▶ _Your task_: Quote the full listing word for word.
* START *
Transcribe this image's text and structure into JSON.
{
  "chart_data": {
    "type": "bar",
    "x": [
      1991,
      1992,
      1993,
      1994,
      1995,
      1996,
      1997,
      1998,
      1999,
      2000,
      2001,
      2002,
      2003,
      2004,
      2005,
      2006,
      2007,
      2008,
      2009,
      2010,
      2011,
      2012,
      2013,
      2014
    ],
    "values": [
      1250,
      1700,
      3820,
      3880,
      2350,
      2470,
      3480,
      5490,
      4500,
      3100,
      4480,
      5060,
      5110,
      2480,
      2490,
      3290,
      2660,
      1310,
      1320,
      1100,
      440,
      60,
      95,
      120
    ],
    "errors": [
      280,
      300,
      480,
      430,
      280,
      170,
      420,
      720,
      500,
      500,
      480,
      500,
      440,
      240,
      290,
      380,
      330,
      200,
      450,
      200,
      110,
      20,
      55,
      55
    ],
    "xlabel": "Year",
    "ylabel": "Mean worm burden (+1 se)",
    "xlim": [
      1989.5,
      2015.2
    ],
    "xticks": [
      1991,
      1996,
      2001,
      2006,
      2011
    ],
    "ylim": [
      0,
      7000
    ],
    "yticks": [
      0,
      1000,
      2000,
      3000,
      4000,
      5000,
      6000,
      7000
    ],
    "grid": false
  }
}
* END *
▶ _Result of the exercise_:
Transcribe this image's text and structure into JSON.
{
  "chart_data": {
    "type": "bar",
    "x": [
      1991,
      1992,
      1993,
      1994,
      1995,
      1996,
      1997,
      1998,
      1999,
      2000,
      2001,
      2002,
      2003,
      2004,
      2005,
      2006,
      2007,
      2008,
      2009,
      2010,
      2011,
      2012,
      2013,
      2014
    ],
    "values": [
      1250,
      1700,
      3820,
      3880,
      2350,
      2470,
      3480,
      5490,
      4500,
      3100,
      4480,
      5060,
      5110,
      2480,
      2490,
      3290,
      2660,
      1310,
      1320,
      1100,
      440,
      60,
      95,
      120
    ],
    "errors": [
      280,
      300,
      480,
      430,
      280,
      170,
      420,
      720,
      500,
      500,
      480,
      500,
      440,
      240,
      290,
      380,
      330,
      200,
      450,
      200,
      110,
      20,
      55,
      55
    ],
    "xlabel": "Year",
    "ylabel": "Mean worm burden (+1 se)",
    "xlim": [
      1989.5,
      2015.2
    ],
    "xticks": [
      1991,
      1996,
      2001,
      2006,
      2011
    ],
    "ylim": [
      0,
      7000
    ],
    "yticks": [
      0,
      1000,
      2000,
      3000,
      4000,
      5000,
      6000,
      7000
    ],
    "grid": false
  }
}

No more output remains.